* [Aim of the exercise]:
Update the entries from the first line through the line that contains "x-tick-label: 0 [729, 485, 738, 501]" by changing "annotation-line" to "pointer-line" wherever it occurs. Leave everything else unchanged and return only those lines.
* Start Data to use *
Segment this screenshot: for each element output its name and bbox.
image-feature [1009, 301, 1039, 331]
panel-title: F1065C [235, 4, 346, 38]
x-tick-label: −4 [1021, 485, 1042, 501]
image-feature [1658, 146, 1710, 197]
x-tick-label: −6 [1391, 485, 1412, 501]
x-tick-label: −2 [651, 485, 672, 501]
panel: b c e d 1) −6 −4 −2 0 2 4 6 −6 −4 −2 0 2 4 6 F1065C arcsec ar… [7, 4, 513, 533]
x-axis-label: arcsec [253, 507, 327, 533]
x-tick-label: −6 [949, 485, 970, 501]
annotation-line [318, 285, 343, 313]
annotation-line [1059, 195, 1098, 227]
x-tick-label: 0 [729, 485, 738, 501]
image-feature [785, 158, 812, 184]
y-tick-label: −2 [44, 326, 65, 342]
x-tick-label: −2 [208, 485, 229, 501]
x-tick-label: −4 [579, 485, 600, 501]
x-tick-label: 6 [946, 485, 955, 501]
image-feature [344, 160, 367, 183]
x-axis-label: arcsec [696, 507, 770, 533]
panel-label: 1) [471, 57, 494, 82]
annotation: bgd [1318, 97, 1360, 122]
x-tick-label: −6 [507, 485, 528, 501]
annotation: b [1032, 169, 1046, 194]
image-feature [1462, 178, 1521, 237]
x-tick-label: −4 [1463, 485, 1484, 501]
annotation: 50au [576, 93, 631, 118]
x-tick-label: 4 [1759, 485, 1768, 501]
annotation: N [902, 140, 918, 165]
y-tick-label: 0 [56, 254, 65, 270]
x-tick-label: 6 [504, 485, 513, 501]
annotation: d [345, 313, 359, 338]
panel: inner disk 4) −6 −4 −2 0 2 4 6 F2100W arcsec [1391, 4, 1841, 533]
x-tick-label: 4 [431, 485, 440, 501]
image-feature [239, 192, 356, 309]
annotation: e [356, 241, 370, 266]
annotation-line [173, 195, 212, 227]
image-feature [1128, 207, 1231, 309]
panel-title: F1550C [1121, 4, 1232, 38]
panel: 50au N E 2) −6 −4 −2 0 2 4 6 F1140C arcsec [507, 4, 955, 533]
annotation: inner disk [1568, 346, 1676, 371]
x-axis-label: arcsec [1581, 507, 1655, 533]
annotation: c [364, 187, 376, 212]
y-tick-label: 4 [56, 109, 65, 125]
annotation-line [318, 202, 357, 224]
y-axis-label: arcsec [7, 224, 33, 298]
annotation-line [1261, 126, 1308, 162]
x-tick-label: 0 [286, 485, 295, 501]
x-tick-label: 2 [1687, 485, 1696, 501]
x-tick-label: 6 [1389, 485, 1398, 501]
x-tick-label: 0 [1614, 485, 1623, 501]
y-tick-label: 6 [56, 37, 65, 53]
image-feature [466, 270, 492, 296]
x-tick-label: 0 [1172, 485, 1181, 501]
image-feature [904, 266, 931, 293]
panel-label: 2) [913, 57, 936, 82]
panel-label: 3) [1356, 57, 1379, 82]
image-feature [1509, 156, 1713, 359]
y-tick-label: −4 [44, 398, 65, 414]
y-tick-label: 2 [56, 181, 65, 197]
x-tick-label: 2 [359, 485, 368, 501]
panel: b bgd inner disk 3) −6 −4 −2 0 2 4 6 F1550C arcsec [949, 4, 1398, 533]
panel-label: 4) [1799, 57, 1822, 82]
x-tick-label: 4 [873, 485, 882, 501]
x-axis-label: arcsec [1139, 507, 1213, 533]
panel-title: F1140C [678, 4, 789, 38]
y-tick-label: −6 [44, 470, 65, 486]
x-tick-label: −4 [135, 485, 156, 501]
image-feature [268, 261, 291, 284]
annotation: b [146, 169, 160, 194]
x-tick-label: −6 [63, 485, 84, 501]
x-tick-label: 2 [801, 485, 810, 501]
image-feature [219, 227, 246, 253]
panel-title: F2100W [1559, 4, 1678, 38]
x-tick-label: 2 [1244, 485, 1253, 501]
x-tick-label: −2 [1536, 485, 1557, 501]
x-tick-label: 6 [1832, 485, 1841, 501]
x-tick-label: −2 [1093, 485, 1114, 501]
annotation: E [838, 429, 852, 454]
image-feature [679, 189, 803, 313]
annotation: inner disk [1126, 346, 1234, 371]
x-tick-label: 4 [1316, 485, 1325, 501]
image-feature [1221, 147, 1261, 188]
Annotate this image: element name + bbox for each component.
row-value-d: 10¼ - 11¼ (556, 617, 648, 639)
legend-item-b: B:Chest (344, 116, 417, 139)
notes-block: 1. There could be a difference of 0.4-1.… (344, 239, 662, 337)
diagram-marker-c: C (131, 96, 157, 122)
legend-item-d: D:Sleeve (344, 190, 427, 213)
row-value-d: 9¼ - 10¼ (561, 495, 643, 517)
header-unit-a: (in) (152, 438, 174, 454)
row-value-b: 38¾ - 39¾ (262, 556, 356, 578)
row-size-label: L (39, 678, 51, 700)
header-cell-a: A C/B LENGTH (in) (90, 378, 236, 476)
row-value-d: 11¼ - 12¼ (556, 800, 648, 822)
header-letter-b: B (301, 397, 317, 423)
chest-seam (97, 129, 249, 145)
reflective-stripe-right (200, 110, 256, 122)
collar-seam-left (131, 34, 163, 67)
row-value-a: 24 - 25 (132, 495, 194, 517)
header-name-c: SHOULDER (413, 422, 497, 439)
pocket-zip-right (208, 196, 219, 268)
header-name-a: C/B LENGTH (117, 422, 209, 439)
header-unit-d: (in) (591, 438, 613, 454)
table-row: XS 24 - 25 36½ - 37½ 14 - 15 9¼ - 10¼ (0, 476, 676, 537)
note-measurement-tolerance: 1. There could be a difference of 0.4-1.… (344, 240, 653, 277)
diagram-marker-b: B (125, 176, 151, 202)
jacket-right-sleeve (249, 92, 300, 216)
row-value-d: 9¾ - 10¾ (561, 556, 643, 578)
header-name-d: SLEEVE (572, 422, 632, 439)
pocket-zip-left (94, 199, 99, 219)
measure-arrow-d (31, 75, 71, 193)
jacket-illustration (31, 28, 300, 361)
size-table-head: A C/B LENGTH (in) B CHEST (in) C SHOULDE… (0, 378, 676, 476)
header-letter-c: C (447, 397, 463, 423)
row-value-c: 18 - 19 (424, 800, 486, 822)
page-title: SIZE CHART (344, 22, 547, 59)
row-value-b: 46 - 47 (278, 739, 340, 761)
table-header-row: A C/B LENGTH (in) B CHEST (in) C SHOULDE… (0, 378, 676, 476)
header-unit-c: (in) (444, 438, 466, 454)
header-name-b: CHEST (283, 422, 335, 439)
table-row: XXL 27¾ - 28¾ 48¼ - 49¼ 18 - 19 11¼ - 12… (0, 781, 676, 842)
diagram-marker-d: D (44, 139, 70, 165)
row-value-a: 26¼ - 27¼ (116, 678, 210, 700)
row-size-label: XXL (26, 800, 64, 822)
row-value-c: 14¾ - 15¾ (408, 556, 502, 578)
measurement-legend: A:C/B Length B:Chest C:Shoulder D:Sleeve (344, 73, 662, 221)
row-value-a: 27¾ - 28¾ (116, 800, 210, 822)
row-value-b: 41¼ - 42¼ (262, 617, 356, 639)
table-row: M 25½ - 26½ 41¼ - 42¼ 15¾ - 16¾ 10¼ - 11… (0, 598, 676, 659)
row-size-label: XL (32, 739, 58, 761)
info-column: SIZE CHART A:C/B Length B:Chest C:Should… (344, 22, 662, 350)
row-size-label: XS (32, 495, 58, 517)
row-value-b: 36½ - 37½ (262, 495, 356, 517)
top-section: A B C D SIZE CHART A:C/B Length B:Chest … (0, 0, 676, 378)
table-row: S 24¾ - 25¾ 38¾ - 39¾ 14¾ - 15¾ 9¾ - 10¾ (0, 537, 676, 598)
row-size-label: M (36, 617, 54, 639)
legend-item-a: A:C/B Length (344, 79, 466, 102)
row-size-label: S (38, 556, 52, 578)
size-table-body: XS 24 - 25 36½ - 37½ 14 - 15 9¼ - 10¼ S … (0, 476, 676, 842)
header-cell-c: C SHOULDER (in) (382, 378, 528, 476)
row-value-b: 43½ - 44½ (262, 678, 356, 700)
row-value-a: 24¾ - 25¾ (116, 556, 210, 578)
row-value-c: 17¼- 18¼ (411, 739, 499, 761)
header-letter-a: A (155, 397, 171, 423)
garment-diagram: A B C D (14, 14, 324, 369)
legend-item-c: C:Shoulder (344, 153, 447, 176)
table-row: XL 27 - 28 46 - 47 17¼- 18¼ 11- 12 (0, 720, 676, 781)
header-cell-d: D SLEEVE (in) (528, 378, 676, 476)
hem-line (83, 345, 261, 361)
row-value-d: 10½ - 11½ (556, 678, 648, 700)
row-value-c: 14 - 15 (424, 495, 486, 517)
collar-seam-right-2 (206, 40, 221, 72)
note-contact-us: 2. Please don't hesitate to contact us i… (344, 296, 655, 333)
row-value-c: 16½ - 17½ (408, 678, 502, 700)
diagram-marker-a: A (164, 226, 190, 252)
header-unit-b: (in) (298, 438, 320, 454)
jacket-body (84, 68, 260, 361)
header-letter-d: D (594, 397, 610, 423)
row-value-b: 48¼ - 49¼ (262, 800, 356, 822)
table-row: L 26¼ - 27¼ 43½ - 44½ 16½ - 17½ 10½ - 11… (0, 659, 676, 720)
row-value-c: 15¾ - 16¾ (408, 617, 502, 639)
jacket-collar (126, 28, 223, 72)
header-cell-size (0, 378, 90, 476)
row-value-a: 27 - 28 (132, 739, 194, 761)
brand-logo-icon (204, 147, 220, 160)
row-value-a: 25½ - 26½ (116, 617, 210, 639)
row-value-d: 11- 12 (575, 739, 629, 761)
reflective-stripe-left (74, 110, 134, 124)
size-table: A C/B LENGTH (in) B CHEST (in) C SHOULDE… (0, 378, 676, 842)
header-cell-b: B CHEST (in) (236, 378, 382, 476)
* End Data to use *
* [Written reply]:
Segment this screenshot: for each element output its name and bbox.
image-feature [1009, 301, 1039, 331]
panel-title: F1065C [235, 4, 346, 38]
x-tick-label: −4 [1021, 485, 1042, 501]
image-feature [1658, 146, 1710, 197]
x-tick-label: −6 [1391, 485, 1412, 501]
x-tick-label: −2 [651, 485, 672, 501]
panel: b c e d 1) −6 −4 −2 0 2 4 6 −6 −4 −2 0 2 4 6 F1065C arcsec ar… [7, 4, 513, 533]
x-axis-label: arcsec [253, 507, 327, 533]
x-tick-label: −6 [949, 485, 970, 501]
pointer-line [318, 285, 343, 313]
pointer-line [1059, 195, 1098, 227]
x-tick-label: 0 [729, 485, 738, 501]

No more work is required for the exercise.